> **YOUR INSTRUCTIONS**
Transcribe the records below exactly.

> **INFORMATION SUPPLIED**
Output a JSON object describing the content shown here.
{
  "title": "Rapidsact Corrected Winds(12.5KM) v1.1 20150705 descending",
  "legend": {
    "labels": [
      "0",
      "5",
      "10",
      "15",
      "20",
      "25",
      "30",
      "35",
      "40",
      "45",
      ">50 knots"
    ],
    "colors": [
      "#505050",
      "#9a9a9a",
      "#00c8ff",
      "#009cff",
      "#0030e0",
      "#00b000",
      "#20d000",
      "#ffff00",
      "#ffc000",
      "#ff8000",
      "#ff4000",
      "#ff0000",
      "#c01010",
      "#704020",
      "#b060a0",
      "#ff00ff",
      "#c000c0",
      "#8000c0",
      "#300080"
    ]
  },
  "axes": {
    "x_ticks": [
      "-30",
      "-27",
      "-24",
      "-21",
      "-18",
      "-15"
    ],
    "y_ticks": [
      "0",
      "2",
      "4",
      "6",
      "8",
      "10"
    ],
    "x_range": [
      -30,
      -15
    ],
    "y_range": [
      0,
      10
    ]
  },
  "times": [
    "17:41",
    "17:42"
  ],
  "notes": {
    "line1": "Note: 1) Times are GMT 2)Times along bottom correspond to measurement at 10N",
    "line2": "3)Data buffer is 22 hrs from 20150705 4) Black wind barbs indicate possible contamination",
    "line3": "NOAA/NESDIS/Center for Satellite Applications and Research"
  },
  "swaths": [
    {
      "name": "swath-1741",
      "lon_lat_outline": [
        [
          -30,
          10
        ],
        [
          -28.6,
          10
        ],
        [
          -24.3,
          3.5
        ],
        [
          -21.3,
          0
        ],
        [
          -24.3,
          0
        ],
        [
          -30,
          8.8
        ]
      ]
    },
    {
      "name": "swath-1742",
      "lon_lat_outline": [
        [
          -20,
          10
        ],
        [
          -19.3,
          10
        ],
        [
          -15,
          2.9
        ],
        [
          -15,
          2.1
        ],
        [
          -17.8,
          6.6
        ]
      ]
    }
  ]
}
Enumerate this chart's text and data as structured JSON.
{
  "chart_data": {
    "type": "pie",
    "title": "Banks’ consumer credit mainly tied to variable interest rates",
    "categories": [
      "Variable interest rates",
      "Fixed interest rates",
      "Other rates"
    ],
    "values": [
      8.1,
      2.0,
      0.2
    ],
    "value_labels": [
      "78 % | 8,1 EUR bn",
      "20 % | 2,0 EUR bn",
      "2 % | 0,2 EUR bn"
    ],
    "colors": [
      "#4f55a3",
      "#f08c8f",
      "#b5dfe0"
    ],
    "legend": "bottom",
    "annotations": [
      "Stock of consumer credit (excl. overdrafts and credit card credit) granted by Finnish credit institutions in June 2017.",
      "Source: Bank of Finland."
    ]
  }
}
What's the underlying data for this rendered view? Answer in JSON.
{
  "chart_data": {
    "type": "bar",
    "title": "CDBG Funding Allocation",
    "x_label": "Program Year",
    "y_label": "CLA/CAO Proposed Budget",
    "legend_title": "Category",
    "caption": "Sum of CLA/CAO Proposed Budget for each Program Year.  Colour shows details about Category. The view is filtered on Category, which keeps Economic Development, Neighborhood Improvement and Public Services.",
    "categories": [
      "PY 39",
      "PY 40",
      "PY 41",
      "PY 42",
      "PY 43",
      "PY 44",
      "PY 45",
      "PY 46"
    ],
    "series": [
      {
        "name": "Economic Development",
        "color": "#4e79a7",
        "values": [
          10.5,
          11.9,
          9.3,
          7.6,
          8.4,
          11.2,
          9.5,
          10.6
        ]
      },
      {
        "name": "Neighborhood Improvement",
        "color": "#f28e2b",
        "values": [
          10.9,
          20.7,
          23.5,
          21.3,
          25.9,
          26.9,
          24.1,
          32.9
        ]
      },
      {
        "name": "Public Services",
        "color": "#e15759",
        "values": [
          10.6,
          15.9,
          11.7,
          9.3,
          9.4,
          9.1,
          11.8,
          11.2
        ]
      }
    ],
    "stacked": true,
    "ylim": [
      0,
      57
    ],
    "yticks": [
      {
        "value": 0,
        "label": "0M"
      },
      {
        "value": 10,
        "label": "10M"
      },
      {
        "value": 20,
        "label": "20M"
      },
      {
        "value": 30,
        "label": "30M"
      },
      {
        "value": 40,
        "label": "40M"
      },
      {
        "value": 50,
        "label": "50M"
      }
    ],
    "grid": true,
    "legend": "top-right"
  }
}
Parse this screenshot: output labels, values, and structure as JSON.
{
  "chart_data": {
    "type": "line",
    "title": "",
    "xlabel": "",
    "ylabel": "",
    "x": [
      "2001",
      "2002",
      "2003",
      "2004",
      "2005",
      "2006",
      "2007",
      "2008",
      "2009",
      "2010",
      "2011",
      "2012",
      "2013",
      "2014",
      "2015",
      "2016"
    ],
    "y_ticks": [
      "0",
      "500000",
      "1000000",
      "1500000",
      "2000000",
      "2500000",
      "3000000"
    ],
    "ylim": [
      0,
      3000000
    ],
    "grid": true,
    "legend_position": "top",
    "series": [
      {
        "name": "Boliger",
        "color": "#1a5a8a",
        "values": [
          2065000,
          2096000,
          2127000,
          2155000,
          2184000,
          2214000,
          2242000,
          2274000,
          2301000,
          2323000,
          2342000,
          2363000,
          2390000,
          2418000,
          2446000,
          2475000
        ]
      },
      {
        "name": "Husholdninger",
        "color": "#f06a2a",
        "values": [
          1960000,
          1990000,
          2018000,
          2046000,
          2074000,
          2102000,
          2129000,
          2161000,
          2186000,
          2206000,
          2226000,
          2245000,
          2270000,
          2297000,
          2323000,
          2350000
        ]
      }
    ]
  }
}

> **OUTPUT OF THE EXERCISE**
Output a JSON object describing the content shown here.
{
  "title": "Rapidsact Corrected Winds(12.5KM) v1.1 20150705 descending",
  "legend": {
    "labels": [
      "0",
      "5",
      "10",
      "15",
      "20",
      "25",
      "30",
      "35",
      "40",
      "45",
      ">50 knots"
    ],
    "colors": [
      "#505050",
      "#9a9a9a",
      "#00c8ff",
      "#009cff",
      "#0030e0",
      "#00b000",
      "#20d000",
      "#ffff00",
      "#ffc000",
      "#ff8000",
      "#ff4000",
      "#ff0000",
      "#c01010",
      "#704020",
      "#b060a0",
      "#ff00ff",
      "#c000c0",
      "#8000c0",
      "#300080"
    ]
  },
  "axes": {
    "x_ticks": [
      "-30",
      "-27",
      "-24",
      "-21",
      "-18",
      "-15"
    ],
    "y_ticks": [
      "0",
      "2",
      "4",
      "6",
      "8",
      "10"
    ],
    "x_range": [
      -30,
      -15
    ],
    "y_range": [
      0,
      10
    ]
  },
  "times": [
    "17:41",
    "17:42"
  ],
  "notes": {
    "line1": "Note: 1) Times are GMT 2)Times along bottom correspond to measurement at 10N",
    "line2": "3)Data buffer is 22 hrs from 20150705 4) Black wind barbs indicate possible contamination",
    "line3": "NOAA/NESDIS/Center for Satellite Applications and Research"
  },
  "swaths": [
    {
      "name": "swath-1741",
      "lon_lat_outline": [
        [
          -30,
          10
        ],
        [
          -28.6,
          10
        ],
        [
          -24.3,
          3.5
        ],
        [
          -21.3,
          0
        ],
        [
          -24.3,
          0
        ],
        [
          -30,
          8.8
        ]
      ]
    },
    {
      "name": "swath-1742",
      "lon_lat_outline": [
        [
          -20,
          10
        ],
        [
          -19.3,
          10
        ],
        [
          -15,
          2.9
        ],
        [
          -15,
          2.1
        ],
        [
          -17.8,
          6.6
        ]
      ]
    }
  ]
}
Enumerate this chart's text and data as structured JSON.
{
  "chart_data": {
    "type": "pie",
    "title": "Banks’ consumer credit mainly tied to variable interest rates",
    "categories": [
      "Variable interest rates",
      "Fixed interest rates",
      "Other rates"
    ],
    "values": [
      8.1,
      2.0,
      0.2
    ],
    "value_labels": [
      "78 % | 8,1 EUR bn",
      "20 % | 2,0 EUR bn",
      "2 % | 0,2 EUR bn"
    ],
    "colors": [
      "#4f55a3",
      "#f08c8f",
      "#b5dfe0"
    ],
    "legend": "bottom",
    "annotations": [
      "Stock of consumer credit (excl. overdrafts and credit card credit) granted by Finnish credit institutions in June 2017.",
      "Source: Bank of Finland."
    ]
  }
}
What's the underlying data for this rendered view? Answer in JSON.
{
  "chart_data": {
    "type": "bar",
    "title": "CDBG Funding Allocation",
    "x_label": "Program Year",
    "y_label": "CLA/CAO Proposed Budget",
    "legend_title": "Category",
    "caption": "Sum of CLA/CAO Proposed Budget for each Program Year.  Colour shows details about Category. The view is filtered on Category, which keeps Economic Development, Neighborhood Improvement and Public Services.",
    "categories": [
      "PY 39",
      "PY 40",
      "PY 41",
      "PY 42",
      "PY 43",
      "PY 44",
      "PY 45",
      "PY 46"
    ],
    "series": [
      {
        "name": "Economic Development",
        "color": "#4e79a7",
        "values": [
          10.5,
          11.9,
          9.3,
          7.6,
          8.4,
          11.2,
          9.5,
          10.6
        ]
      },
      {
        "name": "Neighborhood Improvement",
        "color": "#f28e2b",
        "values": [
          10.9,
          20.7,
          23.5,
          21.3,
          25.9,
          26.9,
          24.1,
          32.9
        ]
      },
      {
        "name": "Public Services",
        "color": "#e15759",
        "values": [
          10.6,
          15.9,
          11.7,
          9.3,
          9.4,
          9.1,
          11.8,
          11.2
        ]
      }
    ],
    "stacked": true,
    "ylim": [
      0,
      57
    ],
    "yticks": [
      {
        "value": 0,
        "label": "0M"
      },
      {
        "value": 10,
        "label": "10M"
      },
      {
        "value": 20,
        "label": "20M"
      },
      {
        "value": 30,
        "label": "30M"
      },
      {
        "value": 40,
        "label": "40M"
      },
      {
        "value": 50,
        "label": "50M"
      }
    ],
    "grid": true,
    "legend": "top-right"
  }
}
Parse this screenshot: output labels, values, and structure as JSON.
{
  "chart_data": {
    "type": "line",
    "title": "",
    "xlabel": "",
    "ylabel": "",
    "x": [
      "2001",
      "2002",
      "2003",
      "2004",
      "2005",
      "2006",
      "2007",
      "2008",
      "2009",
      "2010",
      "2011",
      "2012",
      "2013",
      "2014",
      "2015",
      "2016"
    ],
    "y_ticks": [
      "0",
      "500000",
      "1000000",
      "1500000",
      "2000000",
      "2500000",
      "3000000"
    ],
    "ylim": [
      0,
      3000000
    ],
    "grid": true,
    "legend_position": "top",
    "series": [
      {
        "name": "Boliger",
        "color": "#1a5a8a",
        "values": [
          2065000,
          2096000,
          2127000,
          2155000,
          2184000,
          2214000,
          2242000,
          2274000,
          2301000,
          2323000,
          2342000,
          2363000,
          2390000,
          2418000,
          2446000,
          2475000
        ]
      },
      {
        "name": "Husholdninger",
        "color": "#f06a2a",
        "values": [
          1960000,
          1990000,
          2018000,
          2046000,
          2074000,
          2102000,
          2129000,
          2161000,
          2186000,
          2206000,
          2226000,
          2245000,
          2270000,
          2297000,
          2323000,
          2350000
        ]
      }
    ]
  }
}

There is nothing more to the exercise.